- **WORK INSTRUCTIONS**: Copy everything in the listing below word for word, apart from any images.

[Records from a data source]
* START *

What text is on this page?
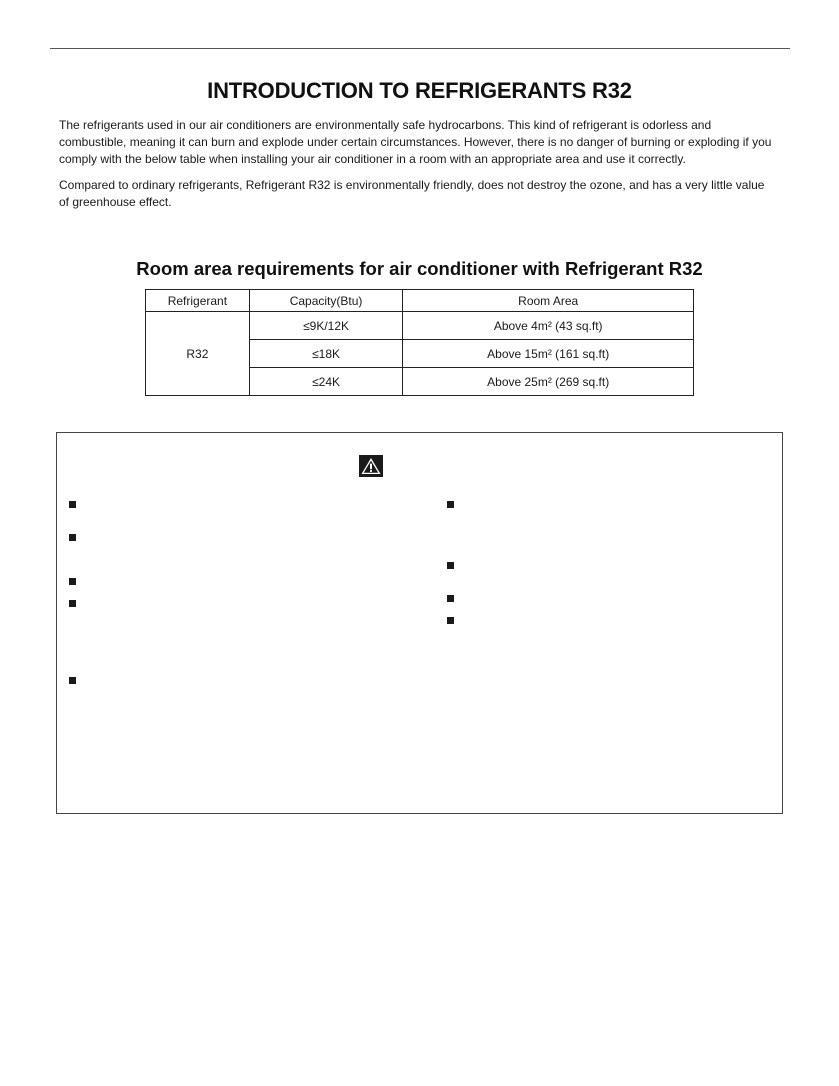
INTRODUCTION TO REFRIGERANTS R32

The refrigerants used in our air conditioners are environmentally safe hydrocarbons. This kind of refrigerant is odorless and combustible, meaning it can burn and explode under certain circumstances. However, there is no danger of burning or exploding if you comply with the below table when installing your air conditioner in a room with an appropriate area and use it correctly.

Compared to ordinary refrigerants, Refrigerant R32 is environmentally friendly, does not destroy the ozone, and has a very little value of greenhouse effect.

Room area requirements for air conditioner with Refrigerant R32
Refrigerant	Capacity(Btu)	Room Area
R32	≤9K/12K	Above 4m² (43 sq.ft)
	≤18K	Above 15m² (161 sq.ft)
	≤24K	Above 25m² (269 sq.ft)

* END *

- **THE SOLUTION**:
What text is on this page?
INTRODUCTION TO REFRIGERANTS R32

The refrigerants used in our air conditioners are environmentally safe hydrocarbons. This kind of refrigerant is odorless and combustible, meaning it can burn and explode under certain circumstances. However, there is no danger of burning or exploding if you comply with the below table when installing your air conditioner in a room with an appropriate area and use it correctly.

Compared to ordinary refrigerants, Refrigerant R32 is environmentally friendly, does not destroy the ozone, and has a very little value of greenhouse effect.

Room area requirements for air conditioner with Refrigerant R32
Refrigerant	Capacity(Btu)	Room Area
R32	≤9K/12K	Above 4m² (43 sq.ft)
	≤18K	Above 15m² (161 sq.ft)
	≤24K	Above 25m² (269 sq.ft)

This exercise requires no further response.